===== Extrait fourni

Le secteur des assurances est le premier. Il n’a pas encore fait sa mue comme le système bancaire et connait un grand retard, hormis en Afrique du Sud et dans quelques rares pays d’Afrique du Nord ou anglophone. Les ingrédients sont cependant en place pour une prochaine « révolution » en de nombreux endroits: croissance soutenue des compagnies existantes, fort intérêt de grands acteurs internationaux, accélération spécifique de l’assurance vie en liaison avec l’urbanisation et la croissance économique, poussée au renforcement des sociétés sous la pression des réglementations. Si cette mutation s’engage. L’augmentation rapide des primes collectées contribuera à développer l’épargne longue, qui manque le plus, et à renforcer les moyens financiers du secteur. Les assurances pourront alors faciliter la transformation, par leurs dépôts accrus auprès des banques, et investir davantage sur les marchés financiers, jouant ainsi pleinement leur rôle d’investisseurs institutionnels. Dans cette évolution, banques et assurances ont des synergies à activer. En connectant mieux leurs réseaux respectifs par la « bancassurance », elles ont ensemble les moyens de rendre plus performants leurs circuits de collecte de ressources, de fidéliser leurs clientèles respectives et de promouvoir l’attraction des produits financiers. En élargissant leur gamme de produits, en introduisant des mécanismes de titrisation, les banquiers répondront au vœu des assureurs de diversifier et de mieux rentabiliser leurs placements. En invitant les assurances à des syndications de prêts, les banques initieront celles-ci aux financements désintermédiés.

==========
===== Données fournies

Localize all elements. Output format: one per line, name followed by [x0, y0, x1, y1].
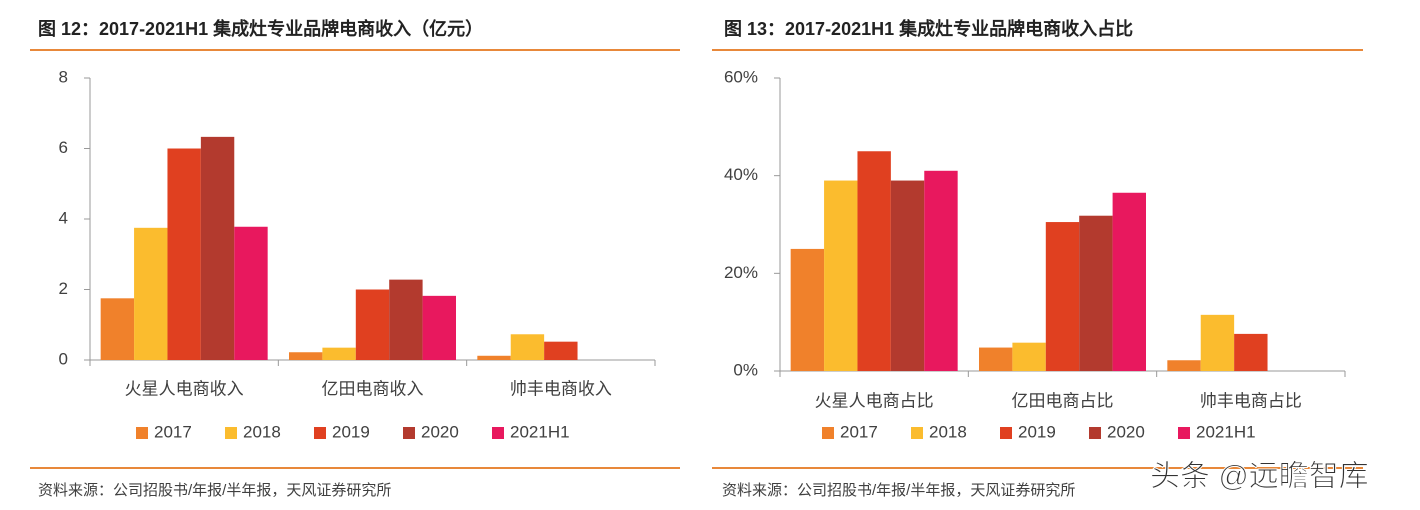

==========
===== Données fournies

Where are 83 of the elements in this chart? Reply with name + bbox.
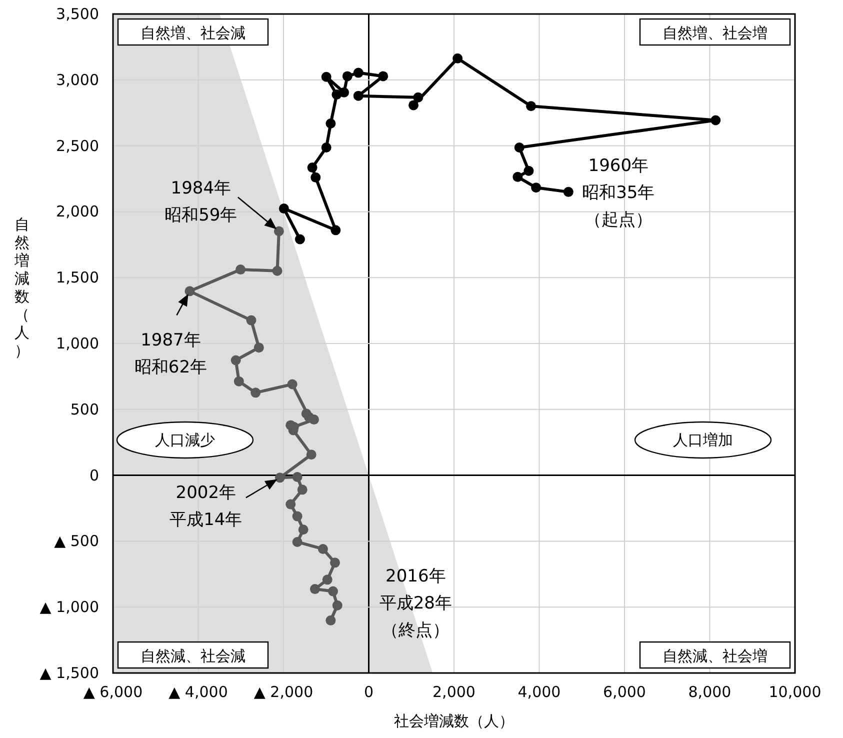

==========

- [Objectif visé 1] D'après l'extrait sur le secteur des assurances, à quoi les banques initieront-elles les assurances en les invitant à des syndications de prêts ?
- [Objectif visé 2] Poursuivez, s'il vous plaît, l'extrait sur le secteur des assurances à la suite de sa dernière phrase.
Les enregistrements forment un matériau à part, distinct de l'extrait sur le secteur des assurances.

- [Réponse 1] Aux financements désintermédiés.

- [Réponse 2]
A la différence des assurances, les fonds d’investissement jouent un rôle pour lequel le secteur bancaire est mal placé : celui de l’apport en capital aux entreprises. Ces fonds ne s’intéressent guère à l’Afrique que depuis la relance de sa croissance. Si leur rôle reste modeste (0,1% du PIB en 2013), leur progression est très rapide (plus de 1,8 milliards de USD investis annuellement). De plus, les acteurs se multiplient et se diversifient, les fonds africains occupant maintenant une place importante. Dans la période récente, ces fonds ont puissamment aidé à la réalisation de grands investissements structurants. Leur intervention se heurte cependant à deux principales limites : concentration sur de grandes entreprises, rares en Afrique ; par suite, champ géographique et sectoriel fort restreint. Un renforcement significatif suppose des changements, pour lesquels, ici encore, les institutions bancaires peuvent être d’utiles alliés. Une première exigence consistera à abaisser la taille des investissements ciblés et à diversifier les secteurs visés afin de toucher un nombre accru d’entreprises : la multiplication de fonds à dimension plus modeste, dans lesquels les banques pourraient être actionnaires, irait dans ce sens. Les « fonds d’impact » locaux en cours de lancement par la structure IPDEV en Afrique francophone pour de très petites entreprises vérifient ce principe et pourraient, malgré leur petitesse, être une référence stimulante pour d’autres initiatives. Une deuxième piste consisterait à recourir davantage, dans les opérations menées, à de l’injection simultanée de capital et de dettes, ce qui permettrait une présence conjointe, sous des formes variées, de financements directs et désintermédiés.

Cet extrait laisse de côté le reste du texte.